• What the task requires:
Say how many lines of these entries include the word "triangle", and answer with the number alone.

• Extracted records:
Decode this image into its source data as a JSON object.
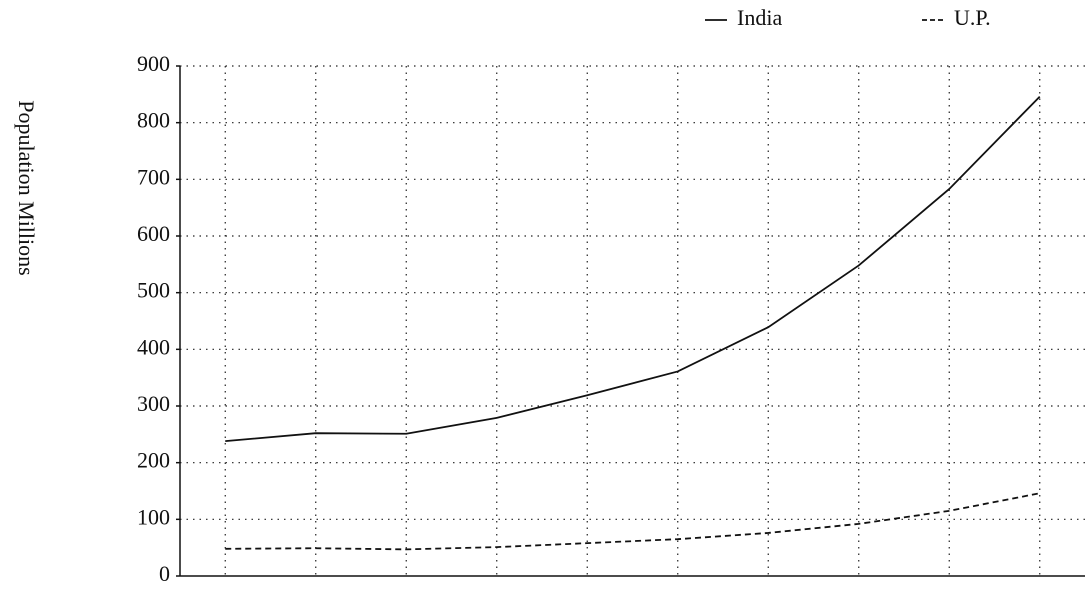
{
  "chart_data": {
    "type": "line",
    "y_label": "Population Millions",
    "categories": [
      null,
      null,
      null,
      null,
      null,
      null,
      null,
      null,
      null,
      null
    ],
    "series": [
      {
        "name": "India",
        "color": "#111111",
        "dash": "solid",
        "values": [
          238,
          252,
          251,
          279,
          319,
          361,
          439,
          548,
          683,
          846
        ]
      },
      {
        "name": "U.P.",
        "color": "#111111",
        "dash": "dashed",
        "values": [
          48,
          49,
          47,
          51,
          58,
          65,
          76,
          92,
          115,
          146
        ]
      }
    ],
    "ylim": [
      0,
      900
    ],
    "yticks": [
      0,
      100,
      200,
      300,
      400,
      500,
      600,
      700,
      800,
      900
    ],
    "grid": true,
    "legend": "top-right"
  }
}
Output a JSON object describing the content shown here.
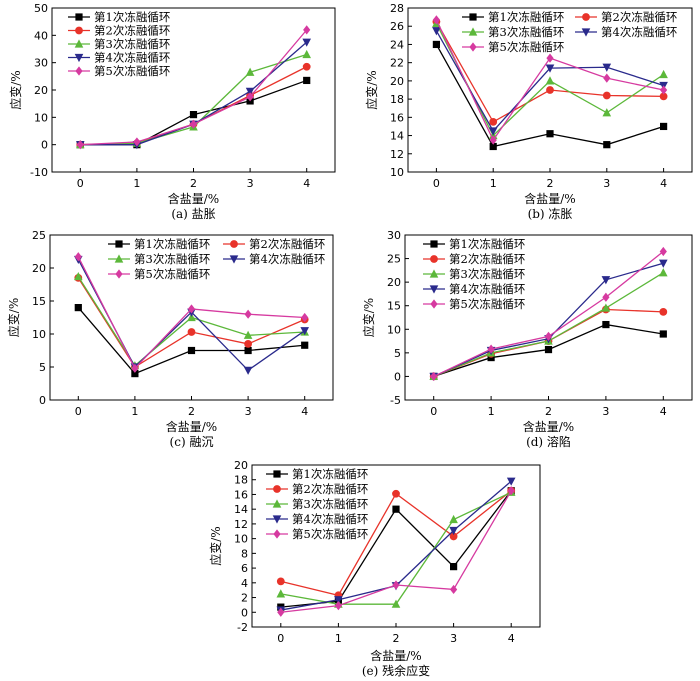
{
  "chart_data": [
    {
      "type": "line",
      "caption": "(a) 盐胀",
      "xlabel": "含盐量/%",
      "ylabel": "应变/%",
      "x": [
        0,
        1,
        2,
        3,
        4
      ],
      "xlim": [
        -0.5,
        4.5
      ],
      "ylim": [
        -10,
        50
      ],
      "yticks": [
        -10,
        0,
        10,
        20,
        30,
        40,
        50
      ],
      "legend": "top-left, 1 column",
      "series": [
        {
          "name": "第1次冻融循环",
          "values": [
            0,
            0,
            11,
            16,
            23.5
          ]
        },
        {
          "name": "第2次冻融循环",
          "values": [
            0,
            0.5,
            7.5,
            18,
            28.5
          ]
        },
        {
          "name": "第3次冻融循环",
          "values": [
            0,
            0.5,
            6.5,
            26.5,
            33
          ]
        },
        {
          "name": "第4次冻融循环",
          "values": [
            0,
            0,
            7.5,
            19.5,
            37.5
          ]
        },
        {
          "name": "第5次冻融循环",
          "values": [
            0,
            1,
            7.5,
            17.5,
            42
          ]
        }
      ]
    },
    {
      "type": "line",
      "caption": "(b) 冻胀",
      "xlabel": "含盐量/%",
      "ylabel": "应变/%",
      "x": [
        0,
        1,
        2,
        3,
        4
      ],
      "xlim": [
        -0.5,
        4.5
      ],
      "ylim": [
        10,
        28
      ],
      "yticks": [
        10,
        12,
        14,
        16,
        18,
        20,
        22,
        24,
        26,
        28
      ],
      "legend": "top, 2 columns",
      "series": [
        {
          "name": "第1次冻融循环",
          "values": [
            24,
            12.8,
            14.2,
            13,
            15
          ]
        },
        {
          "name": "第2次冻融循环",
          "values": [
            26.5,
            15.5,
            19,
            18.4,
            18.3
          ]
        },
        {
          "name": "第3次冻融循环",
          "values": [
            26.3,
            14,
            20,
            16.5,
            20.7
          ]
        },
        {
          "name": "第4次冻融循环",
          "values": [
            25.5,
            14.5,
            21.4,
            21.5,
            19.5
          ]
        },
        {
          "name": "第5次冻融循环",
          "values": [
            26.7,
            13.5,
            22.5,
            20.3,
            19
          ]
        }
      ]
    },
    {
      "type": "line",
      "caption": "(c) 融沉",
      "xlabel": "含盐量/%",
      "ylabel": "应变/%",
      "x": [
        0,
        1,
        2,
        3,
        4
      ],
      "xlim": [
        -0.5,
        4.5
      ],
      "ylim": [
        0,
        25
      ],
      "yticks": [
        0,
        5,
        10,
        15,
        20,
        25
      ],
      "legend": "top, 2 columns",
      "series": [
        {
          "name": "第1次冻融循环",
          "values": [
            14,
            4,
            7.5,
            7.5,
            8.3
          ]
        },
        {
          "name": "第2次冻融循环",
          "values": [
            18.5,
            5,
            10.3,
            8.5,
            12.2
          ]
        },
        {
          "name": "第3次冻融循环",
          "values": [
            18.7,
            5.2,
            12.5,
            9.8,
            10.3
          ]
        },
        {
          "name": "第4次冻融循环",
          "values": [
            21.3,
            5,
            13.3,
            4.5,
            10.5
          ]
        },
        {
          "name": "第5次冻融循环",
          "values": [
            21.7,
            4.8,
            13.8,
            13,
            12.5
          ]
        }
      ]
    },
    {
      "type": "line",
      "caption": "(d) 溶陷",
      "xlabel": "含盐量/%",
      "ylabel": "应变/%",
      "x": [
        0,
        1,
        2,
        3,
        4
      ],
      "xlim": [
        -0.5,
        4.5
      ],
      "ylim": [
        -5,
        30
      ],
      "yticks": [
        -5,
        0,
        5,
        10,
        15,
        20,
        25,
        30
      ],
      "legend": "top-left, 1 column",
      "series": [
        {
          "name": "第1次冻融循环",
          "values": [
            0,
            4,
            5.7,
            11,
            9
          ]
        },
        {
          "name": "第2次冻融循环",
          "values": [
            0,
            4.8,
            7.5,
            14.2,
            13.7
          ]
        },
        {
          "name": "第3次冻融循环",
          "values": [
            0,
            5,
            7.5,
            14.5,
            22
          ]
        },
        {
          "name": "第4次冻融循环",
          "values": [
            0,
            5.5,
            8,
            20.5,
            24
          ]
        },
        {
          "name": "第5次冻融循环",
          "values": [
            0,
            5.8,
            8.5,
            16.8,
            26.5
          ]
        }
      ]
    },
    {
      "type": "line",
      "caption": "(e) 残余应变",
      "xlabel": "含盐量/%",
      "ylabel": "应变/%",
      "x": [
        0,
        1,
        2,
        3,
        4
      ],
      "xlim": [
        -0.5,
        4.5
      ],
      "ylim": [
        -2,
        20
      ],
      "yticks": [
        -2,
        0,
        2,
        4,
        6,
        8,
        10,
        12,
        14,
        16,
        18,
        20
      ],
      "legend": "top-left, 1 column",
      "series": [
        {
          "name": "第1次冻融循环",
          "values": [
            0.7,
            1.5,
            14,
            6.2,
            16.5
          ]
        },
        {
          "name": "第2次冻融循环",
          "values": [
            4.2,
            2.3,
            16.1,
            10.3,
            16.5
          ]
        },
        {
          "name": "第3次冻融循环",
          "values": [
            2.5,
            1.1,
            1.1,
            12.6,
            16.3
          ]
        },
        {
          "name": "第4次冻融循环",
          "values": [
            0.3,
            1.7,
            3.6,
            11.1,
            17.8
          ]
        },
        {
          "name": "第5次冻融循环",
          "values": [
            0,
            0.9,
            3.7,
            3.1,
            16.5
          ]
        }
      ]
    }
  ],
  "series_style": [
    {
      "color": "#000000",
      "marker": "square"
    },
    {
      "color": "#e8332a",
      "marker": "circle"
    },
    {
      "color": "#5cb83a",
      "marker": "triangle-up"
    },
    {
      "color": "#2a2a8c",
      "marker": "triangle-down"
    },
    {
      "color": "#d63aa0",
      "marker": "diamond"
    }
  ]
}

• Task answer:
2